#### [EXERCISE GOAL]
Type out the material below exactly.

+++

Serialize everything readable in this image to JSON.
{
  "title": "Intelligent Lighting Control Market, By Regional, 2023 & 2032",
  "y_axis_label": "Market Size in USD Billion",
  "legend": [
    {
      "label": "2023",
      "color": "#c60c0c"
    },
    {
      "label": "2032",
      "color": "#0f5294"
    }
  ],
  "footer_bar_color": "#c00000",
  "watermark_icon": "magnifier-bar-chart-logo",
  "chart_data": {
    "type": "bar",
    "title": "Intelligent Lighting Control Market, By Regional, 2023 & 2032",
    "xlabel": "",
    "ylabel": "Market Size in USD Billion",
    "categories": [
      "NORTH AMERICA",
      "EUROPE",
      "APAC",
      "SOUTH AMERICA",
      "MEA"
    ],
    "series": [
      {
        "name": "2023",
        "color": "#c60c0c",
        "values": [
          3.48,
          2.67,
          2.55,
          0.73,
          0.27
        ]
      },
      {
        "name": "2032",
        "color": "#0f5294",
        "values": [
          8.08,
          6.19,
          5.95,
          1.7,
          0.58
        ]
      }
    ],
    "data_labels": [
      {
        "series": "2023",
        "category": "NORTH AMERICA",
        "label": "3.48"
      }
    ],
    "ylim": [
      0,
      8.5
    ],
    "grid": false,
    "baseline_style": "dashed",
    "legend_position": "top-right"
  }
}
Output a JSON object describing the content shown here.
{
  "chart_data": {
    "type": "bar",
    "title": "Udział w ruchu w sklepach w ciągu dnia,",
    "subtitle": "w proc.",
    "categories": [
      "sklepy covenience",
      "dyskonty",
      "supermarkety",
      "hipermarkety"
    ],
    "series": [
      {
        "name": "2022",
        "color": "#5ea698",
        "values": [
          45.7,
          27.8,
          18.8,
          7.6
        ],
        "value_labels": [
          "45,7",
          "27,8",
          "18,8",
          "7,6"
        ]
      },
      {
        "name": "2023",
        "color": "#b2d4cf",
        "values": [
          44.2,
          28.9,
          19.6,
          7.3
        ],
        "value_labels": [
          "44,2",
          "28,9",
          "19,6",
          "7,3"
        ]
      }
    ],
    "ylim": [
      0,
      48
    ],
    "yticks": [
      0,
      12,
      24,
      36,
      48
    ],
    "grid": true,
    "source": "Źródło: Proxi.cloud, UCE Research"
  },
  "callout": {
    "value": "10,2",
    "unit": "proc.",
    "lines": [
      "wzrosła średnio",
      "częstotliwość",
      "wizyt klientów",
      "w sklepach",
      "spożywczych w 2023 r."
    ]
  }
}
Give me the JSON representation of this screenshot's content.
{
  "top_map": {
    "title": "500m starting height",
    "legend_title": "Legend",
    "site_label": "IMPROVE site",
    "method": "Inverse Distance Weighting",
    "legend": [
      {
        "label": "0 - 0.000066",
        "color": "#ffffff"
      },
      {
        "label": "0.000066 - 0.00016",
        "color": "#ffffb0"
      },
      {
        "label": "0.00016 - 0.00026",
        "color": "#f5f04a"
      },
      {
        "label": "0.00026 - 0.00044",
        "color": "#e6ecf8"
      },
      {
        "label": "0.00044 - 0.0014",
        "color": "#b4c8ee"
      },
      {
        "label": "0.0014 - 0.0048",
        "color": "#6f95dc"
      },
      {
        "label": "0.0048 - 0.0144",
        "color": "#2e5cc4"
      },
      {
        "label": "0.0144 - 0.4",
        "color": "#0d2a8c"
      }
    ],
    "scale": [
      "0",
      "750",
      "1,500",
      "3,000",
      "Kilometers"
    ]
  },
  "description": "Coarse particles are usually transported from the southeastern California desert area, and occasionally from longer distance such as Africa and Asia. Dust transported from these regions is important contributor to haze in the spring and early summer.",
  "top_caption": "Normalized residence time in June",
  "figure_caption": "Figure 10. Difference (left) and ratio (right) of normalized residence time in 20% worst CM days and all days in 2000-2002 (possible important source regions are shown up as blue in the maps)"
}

+++

#### [WRITTEN RESPONSE]
Serialize everything readable in this image to JSON.
{
  "title": "Intelligent Lighting Control Market, By Regional, 2023 & 2032",
  "y_axis_label": "Market Size in USD Billion",
  "legend": [
    {
      "label": "2023",
      "color": "#c60c0c"
    },
    {
      "label": "2032",
      "color": "#0f5294"
    }
  ],
  "footer_bar_color": "#c00000",
  "watermark_icon": "magnifier-bar-chart-logo",
  "chart_data": {
    "type": "bar",
    "title": "Intelligent Lighting Control Market, By Regional, 2023 & 2032",
    "xlabel": "",
    "ylabel": "Market Size in USD Billion",
    "categories": [
      "NORTH AMERICA",
      "EUROPE",
      "APAC",
      "SOUTH AMERICA",
      "MEA"
    ],
    "series": [
      {
        "name": "2023",
        "color": "#c60c0c",
        "values": [
          3.48,
          2.67,
          2.55,
          0.73,
          0.27
        ]
      },
      {
        "name": "2032",
        "color": "#0f5294",
        "values": [
          8.08,
          6.19,
          5.95,
          1.7,
          0.58
        ]
      }
    ],
    "data_labels": [
      {
        "series": "2023",
        "category": "NORTH AMERICA",
        "label": "3.48"
      }
    ],
    "ylim": [
      0,
      8.5
    ],
    "grid": false,
    "baseline_style": "dashed",
    "legend_position": "top-right"
  }
}
Output a JSON object describing the content shown here.
{
  "chart_data": {
    "type": "bar",
    "title": "Udział w ruchu w sklepach w ciągu dnia,",
    "subtitle": "w proc.",
    "categories": [
      "sklepy covenience",
      "dyskonty",
      "supermarkety",
      "hipermarkety"
    ],
    "series": [
      {
        "name": "2022",
        "color": "#5ea698",
        "values": [
          45.7,
          27.8,
          18.8,
          7.6
        ],
        "value_labels": [
          "45,7",
          "27,8",
          "18,8",
          "7,6"
        ]
      },
      {
        "name": "2023",
        "color": "#b2d4cf",
        "values": [
          44.2,
          28.9,
          19.6,
          7.3
        ],
        "value_labels": [
          "44,2",
          "28,9",
          "19,6",
          "7,3"
        ]
      }
    ],
    "ylim": [
      0,
      48
    ],
    "yticks": [
      0,
      12,
      24,
      36,
      48
    ],
    "grid": true,
    "source": "Źródło: Proxi.cloud, UCE Research"
  },
  "callout": {
    "value": "10,2",
    "unit": "proc.",
    "lines": [
      "wzrosła średnio",
      "częstotliwość",
      "wizyt klientów",
      "w sklepach",
      "spożywczych w 2023 r."
    ]
  }
}
Give me the JSON representation of this screenshot's content.
{
  "top_map": {
    "title": "500m starting height",
    "legend_title": "Legend",
    "site_label": "IMPROVE site",
    "method": "Inverse Distance Weighting",
    "legend": [
      {
        "label": "0 - 0.000066",
        "color": "#ffffff"
      },
      {
        "label": "0.000066 - 0.00016",
        "color": "#ffffb0"
      },
      {
        "label": "0.00016 - 0.00026",
        "color": "#f5f04a"
      },
      {
        "label": "0.00026 - 0.00044",
        "color": "#e6ecf8"
      },
      {
        "label": "0.00044 - 0.0014",
        "color": "#b4c8ee"
      },
      {
        "label": "0.0014 - 0.0048",
        "color": "#6f95dc"
      },
      {
        "label": "0.0048 - 0.0144",
        "color": "#2e5cc4"
      },
      {
        "label": "0.0144 - 0.4",
        "color": "#0d2a8c"
      }
    ],
    "scale": [
      "0",
      "750",
      "1,500",
      "3,000",
      "Kilometers"
    ]
  },
  "description": "Coarse particles are usually transported from the southeastern California desert area, and occasionally from longer distance such as Africa and Asia. Dust transported from these regions is important contributor to haze in the spring and early summer.",
  "top_caption": "Normalized residence time in June",
  "figure_caption": "Figure 10. Difference (left) and ratio (right) of normalized residence time in 20% worst CM days and all days in 2000-2002 (possible important source regions are shown up as blue in the maps)"
}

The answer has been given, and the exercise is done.